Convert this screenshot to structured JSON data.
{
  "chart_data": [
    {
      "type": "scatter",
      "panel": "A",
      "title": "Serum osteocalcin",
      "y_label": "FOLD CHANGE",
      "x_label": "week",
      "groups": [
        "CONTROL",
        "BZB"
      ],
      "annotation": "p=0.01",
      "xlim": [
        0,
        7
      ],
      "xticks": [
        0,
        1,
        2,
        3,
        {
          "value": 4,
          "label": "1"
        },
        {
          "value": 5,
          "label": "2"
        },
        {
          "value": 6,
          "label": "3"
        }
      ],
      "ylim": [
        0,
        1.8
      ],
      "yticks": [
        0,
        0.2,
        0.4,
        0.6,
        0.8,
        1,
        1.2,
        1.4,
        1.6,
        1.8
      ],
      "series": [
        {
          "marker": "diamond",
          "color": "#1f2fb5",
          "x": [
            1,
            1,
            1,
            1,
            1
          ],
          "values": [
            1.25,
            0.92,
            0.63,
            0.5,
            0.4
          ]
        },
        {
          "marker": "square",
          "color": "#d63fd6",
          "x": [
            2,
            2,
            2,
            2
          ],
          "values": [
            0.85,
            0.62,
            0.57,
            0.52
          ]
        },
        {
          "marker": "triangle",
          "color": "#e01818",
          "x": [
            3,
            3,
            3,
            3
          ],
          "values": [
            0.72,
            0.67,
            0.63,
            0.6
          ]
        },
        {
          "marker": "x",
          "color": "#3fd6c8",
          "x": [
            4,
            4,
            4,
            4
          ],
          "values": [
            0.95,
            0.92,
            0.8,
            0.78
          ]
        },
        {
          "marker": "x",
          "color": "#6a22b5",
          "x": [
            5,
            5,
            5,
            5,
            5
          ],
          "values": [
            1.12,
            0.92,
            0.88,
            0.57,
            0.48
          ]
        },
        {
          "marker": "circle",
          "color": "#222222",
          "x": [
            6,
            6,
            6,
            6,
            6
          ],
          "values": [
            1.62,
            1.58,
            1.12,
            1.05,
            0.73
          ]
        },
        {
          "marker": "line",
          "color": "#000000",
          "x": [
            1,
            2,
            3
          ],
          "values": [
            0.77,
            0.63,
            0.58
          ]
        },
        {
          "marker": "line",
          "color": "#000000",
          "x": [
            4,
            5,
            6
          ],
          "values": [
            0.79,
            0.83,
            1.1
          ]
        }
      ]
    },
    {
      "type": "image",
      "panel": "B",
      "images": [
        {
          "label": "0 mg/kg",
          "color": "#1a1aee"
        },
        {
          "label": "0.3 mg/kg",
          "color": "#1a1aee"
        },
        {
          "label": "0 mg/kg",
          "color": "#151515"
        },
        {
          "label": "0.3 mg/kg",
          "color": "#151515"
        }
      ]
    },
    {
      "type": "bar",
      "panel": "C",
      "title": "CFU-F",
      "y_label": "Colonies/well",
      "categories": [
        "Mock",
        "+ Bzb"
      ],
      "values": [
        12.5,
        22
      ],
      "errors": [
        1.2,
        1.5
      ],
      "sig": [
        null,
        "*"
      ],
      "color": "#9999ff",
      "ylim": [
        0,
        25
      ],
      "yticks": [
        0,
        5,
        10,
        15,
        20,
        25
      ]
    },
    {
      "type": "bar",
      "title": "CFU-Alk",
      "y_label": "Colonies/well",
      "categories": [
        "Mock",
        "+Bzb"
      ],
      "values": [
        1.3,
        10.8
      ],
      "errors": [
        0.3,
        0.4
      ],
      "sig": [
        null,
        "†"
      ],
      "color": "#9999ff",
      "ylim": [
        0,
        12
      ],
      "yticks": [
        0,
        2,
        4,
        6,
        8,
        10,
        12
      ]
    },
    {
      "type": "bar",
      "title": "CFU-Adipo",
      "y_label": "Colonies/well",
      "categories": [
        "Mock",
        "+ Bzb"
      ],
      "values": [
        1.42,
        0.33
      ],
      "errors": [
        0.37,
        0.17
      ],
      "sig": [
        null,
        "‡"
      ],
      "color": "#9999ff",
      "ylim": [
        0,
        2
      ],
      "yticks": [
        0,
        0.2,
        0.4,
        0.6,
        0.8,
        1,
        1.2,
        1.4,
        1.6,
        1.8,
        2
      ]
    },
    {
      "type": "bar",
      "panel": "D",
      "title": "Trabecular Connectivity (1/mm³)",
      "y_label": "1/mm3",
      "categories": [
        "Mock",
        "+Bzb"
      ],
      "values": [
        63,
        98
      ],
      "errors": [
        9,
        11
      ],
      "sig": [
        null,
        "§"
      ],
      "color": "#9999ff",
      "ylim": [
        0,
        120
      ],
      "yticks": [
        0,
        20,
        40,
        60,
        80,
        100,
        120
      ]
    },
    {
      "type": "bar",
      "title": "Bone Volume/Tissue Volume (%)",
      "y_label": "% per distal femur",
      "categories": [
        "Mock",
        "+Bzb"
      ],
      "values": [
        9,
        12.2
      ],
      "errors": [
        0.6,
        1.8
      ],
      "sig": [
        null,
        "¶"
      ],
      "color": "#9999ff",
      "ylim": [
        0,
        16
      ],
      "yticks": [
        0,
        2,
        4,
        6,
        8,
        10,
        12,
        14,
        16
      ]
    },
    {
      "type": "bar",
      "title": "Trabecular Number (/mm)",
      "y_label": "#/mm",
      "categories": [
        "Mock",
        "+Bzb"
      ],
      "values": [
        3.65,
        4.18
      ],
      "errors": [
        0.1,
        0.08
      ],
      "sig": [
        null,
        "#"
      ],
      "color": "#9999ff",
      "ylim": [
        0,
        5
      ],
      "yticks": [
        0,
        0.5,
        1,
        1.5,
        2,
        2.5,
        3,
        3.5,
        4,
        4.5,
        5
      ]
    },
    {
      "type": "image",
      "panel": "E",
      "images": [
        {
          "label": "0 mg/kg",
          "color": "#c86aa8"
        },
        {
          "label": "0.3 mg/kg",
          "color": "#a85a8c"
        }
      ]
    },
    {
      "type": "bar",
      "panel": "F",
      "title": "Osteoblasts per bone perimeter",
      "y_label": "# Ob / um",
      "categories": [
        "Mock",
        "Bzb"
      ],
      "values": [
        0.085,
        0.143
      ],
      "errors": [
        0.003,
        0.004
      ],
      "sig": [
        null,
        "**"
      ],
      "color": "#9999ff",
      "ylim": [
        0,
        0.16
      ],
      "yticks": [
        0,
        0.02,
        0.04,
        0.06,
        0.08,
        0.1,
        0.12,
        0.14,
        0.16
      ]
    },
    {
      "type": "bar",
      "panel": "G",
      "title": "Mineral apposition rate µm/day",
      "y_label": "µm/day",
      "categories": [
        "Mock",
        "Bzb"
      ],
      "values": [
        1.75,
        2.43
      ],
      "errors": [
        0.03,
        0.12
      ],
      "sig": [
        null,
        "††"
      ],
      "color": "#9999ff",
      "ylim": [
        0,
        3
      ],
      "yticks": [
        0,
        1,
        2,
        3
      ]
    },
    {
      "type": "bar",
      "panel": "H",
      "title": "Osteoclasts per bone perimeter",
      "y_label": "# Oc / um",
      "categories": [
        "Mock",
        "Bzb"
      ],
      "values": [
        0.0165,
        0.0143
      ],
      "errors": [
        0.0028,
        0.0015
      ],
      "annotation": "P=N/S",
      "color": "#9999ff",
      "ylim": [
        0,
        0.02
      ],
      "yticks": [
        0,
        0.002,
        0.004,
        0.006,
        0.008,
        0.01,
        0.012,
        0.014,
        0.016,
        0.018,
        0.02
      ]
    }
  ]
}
☆ ☆ ☆
• _Set problem_:
Reproduce all of the records exactly.

• _Solution to this exercise_:
Convert this screenshot to structured JSON data.
{
  "chart_data": [
    {
      "type": "scatter",
      "panel": "A",
      "title": "Serum osteocalcin",
      "y_label": "FOLD CHANGE",
      "x_label": "week",
      "groups": [
        "CONTROL",
        "BZB"
      ],
      "annotation": "p=0.01",
      "xlim": [
        0,
        7
      ],
      "xticks": [
        0,
        1,
        2,
        3,
        {
          "value": 4,
          "label": "1"
        },
        {
          "value": 5,
          "label": "2"
        },
        {
          "value": 6,
          "label": "3"
        }
      ],
      "ylim": [
        0,
        1.8
      ],
      "yticks": [
        0,
        0.2,
        0.4,
        0.6,
        0.8,
        1,
        1.2,
        1.4,
        1.6,
        1.8
      ],
      "series": [
        {
          "marker": "diamond",
          "color": "#1f2fb5",
          "x": [
            1,
            1,
            1,
            1,
            1
          ],
          "values": [
            1.25,
            0.92,
            0.63,
            0.5,
            0.4
          ]
        },
        {
          "marker": "square",
          "color": "#d63fd6",
          "x": [
            2,
            2,
            2,
            2
          ],
          "values": [
            0.85,
            0.62,
            0.57,
            0.52
          ]
        },
        {
          "marker": "triangle",
          "color": "#e01818",
          "x": [
            3,
            3,
            3,
            3
          ],
          "values": [
            0.72,
            0.67,
            0.63,
            0.6
          ]
        },
        {
          "marker": "x",
          "color": "#3fd6c8",
          "x": [
            4,
            4,
            4,
            4
          ],
          "values": [
            0.95,
            0.92,
            0.8,
            0.78
          ]
        },
        {
          "marker": "x",
          "color": "#6a22b5",
          "x": [
            5,
            5,
            5,
            5,
            5
          ],
          "values": [
            1.12,
            0.92,
            0.88,
            0.57,
            0.48
          ]
        },
        {
          "marker": "circle",
          "color": "#222222",
          "x": [
            6,
            6,
            6,
            6,
            6
          ],
          "values": [
            1.62,
            1.58,
            1.12,
            1.05,
            0.73
          ]
        },
        {
          "marker": "line",
          "color": "#000000",
          "x": [
            1,
            2,
            3
          ],
          "values": [
            0.77,
            0.63,
            0.58
          ]
        },
        {
          "marker": "line",
          "color": "#000000",
          "x": [
            4,
            5,
            6
          ],
          "values": [
            0.79,
            0.83,
            1.1
          ]
        }
      ]
    },
    {
      "type": "image",
      "panel": "B",
      "images": [
        {
          "label": "0 mg/kg",
          "color": "#1a1aee"
        },
        {
          "label": "0.3 mg/kg",
          "color": "#1a1aee"
        },
        {
          "label": "0 mg/kg",
          "color": "#151515"
        },
        {
          "label": "0.3 mg/kg",
          "color": "#151515"
        }
      ]
    },
    {
      "type": "bar",
      "panel": "C",
      "title": "CFU-F",
      "y_label": "Colonies/well",
      "categories": [
        "Mock",
        "+ Bzb"
      ],
      "values": [
        12.5,
        22
      ],
      "errors": [
        1.2,
        1.5
      ],
      "sig": [
        null,
        "*"
      ],
      "color": "#9999ff",
      "ylim": [
        0,
        25
      ],
      "yticks": [
        0,
        5,
        10,
        15,
        20,
        25
      ]
    },
    {
      "type": "bar",
      "title": "CFU-Alk",
      "y_label": "Colonies/well",
      "categories": [
        "Mock",
        "+Bzb"
      ],
      "values": [
        1.3,
        10.8
      ],
      "errors": [
        0.3,
        0.4
      ],
      "sig": [
        null,
        "†"
      ],
      "color": "#9999ff",
      "ylim": [
        0,
        12
      ],
      "yticks": [
        0,
        2,
        4,
        6,
        8,
        10,
        12
      ]
    },
    {
      "type": "bar",
      "title": "CFU-Adipo",
      "y_label": "Colonies/well",
      "categories": [
        "Mock",
        "+ Bzb"
      ],
      "values": [
        1.42,
        0.33
      ],
      "errors": [
        0.37,
        0.17
      ],
      "sig": [
        null,
        "‡"
      ],
      "color": "#9999ff",
      "ylim": [
        0,
        2
      ],
      "yticks": [
        0,
        0.2,
        0.4,
        0.6,
        0.8,
        1,
        1.2,
        1.4,
        1.6,
        1.8,
        2
      ]
    },
    {
      "type": "bar",
      "panel": "D",
      "title": "Trabecular Connectivity (1/mm³)",
      "y_label": "1/mm3",
      "categories": [
        "Mock",
        "+Bzb"
      ],
      "values": [
        63,
        98
      ],
      "errors": [
        9,
        11
      ],
      "sig": [
        null,
        "§"
      ],
      "color": "#9999ff",
      "ylim": [
        0,
        120
      ],
      "yticks": [
        0,
        20,
        40,
        60,
        80,
        100,
        120
      ]
    },
    {
      "type": "bar",
      "title": "Bone Volume/Tissue Volume (%)",
      "y_label": "% per distal femur",
      "categories": [
        "Mock",
        "+Bzb"
      ],
      "values": [
        9,
        12.2
      ],
      "errors": [
        0.6,
        1.8
      ],
      "sig": [
        null,
        "¶"
      ],
      "color": "#9999ff",
      "ylim": [
        0,
        16
      ],
      "yticks": [
        0,
        2,
        4,
        6,
        8,
        10,
        12,
        14,
        16
      ]
    },
    {
      "type": "bar",
      "title": "Trabecular Number (/mm)",
      "y_label": "#/mm",
      "categories": [
        "Mock",
        "+Bzb"
      ],
      "values": [
        3.65,
        4.18
      ],
      "errors": [
        0.1,
        0.08
      ],
      "sig": [
        null,
        "#"
      ],
      "color": "#9999ff",
      "ylim": [
        0,
        5
      ],
      "yticks": [
        0,
        0.5,
        1,
        1.5,
        2,
        2.5,
        3,
        3.5,
        4,
        4.5,
        5
      ]
    },
    {
      "type": "image",
      "panel": "E",
      "images": [
        {
          "label": "0 mg/kg",
          "color": "#c86aa8"
        },
        {
          "label": "0.3 mg/kg",
          "color": "#a85a8c"
        }
      ]
    },
    {
      "type": "bar",
      "panel": "F",
      "title": "Osteoblasts per bone perimeter",
      "y_label": "# Ob / um",
      "categories": [
        "Mock",
        "Bzb"
      ],
      "values": [
        0.085,
        0.143
      ],
      "errors": [
        0.003,
        0.004
      ],
      "sig": [
        null,
        "**"
      ],
      "color": "#9999ff",
      "ylim": [
        0,
        0.16
      ],
      "yticks": [
        0,
        0.02,
        0.04,
        0.06,
        0.08,
        0.1,
        0.12,
        0.14,
        0.16
      ]
    },
    {
      "type": "bar",
      "panel": "G",
      "title": "Mineral apposition rate µm/day",
      "y_label": "µm/day",
      "categories": [
        "Mock",
        "Bzb"
      ],
      "values": [
        1.75,
        2.43
      ],
      "errors": [
        0.03,
        0.12
      ],
      "sig": [
        null,
        "††"
      ],
      "color": "#9999ff",
      "ylim": [
        0,
        3
      ],
      "yticks": [
        0,
        1,
        2,
        3
      ]
    },
    {
      "type": "bar",
      "panel": "H",
      "title": "Osteoclasts per bone perimeter",
      "y_label": "# Oc / um",
      "categories": [
        "Mock",
        "Bzb"
      ],
      "values": [
        0.0165,
        0.0143
      ],
      "errors": [
        0.0028,
        0.0015
      ],
      "annotation": "P=N/S",
      "color": "#9999ff",
      "ylim": [
        0,
        0.02
      ],
      "yticks": [
        0,
        0.002,
        0.004,
        0.006,
        0.008,
        0.01,
        0.012,
        0.014,
        0.016,
        0.018,
        0.02
      ]
    }
  ]
}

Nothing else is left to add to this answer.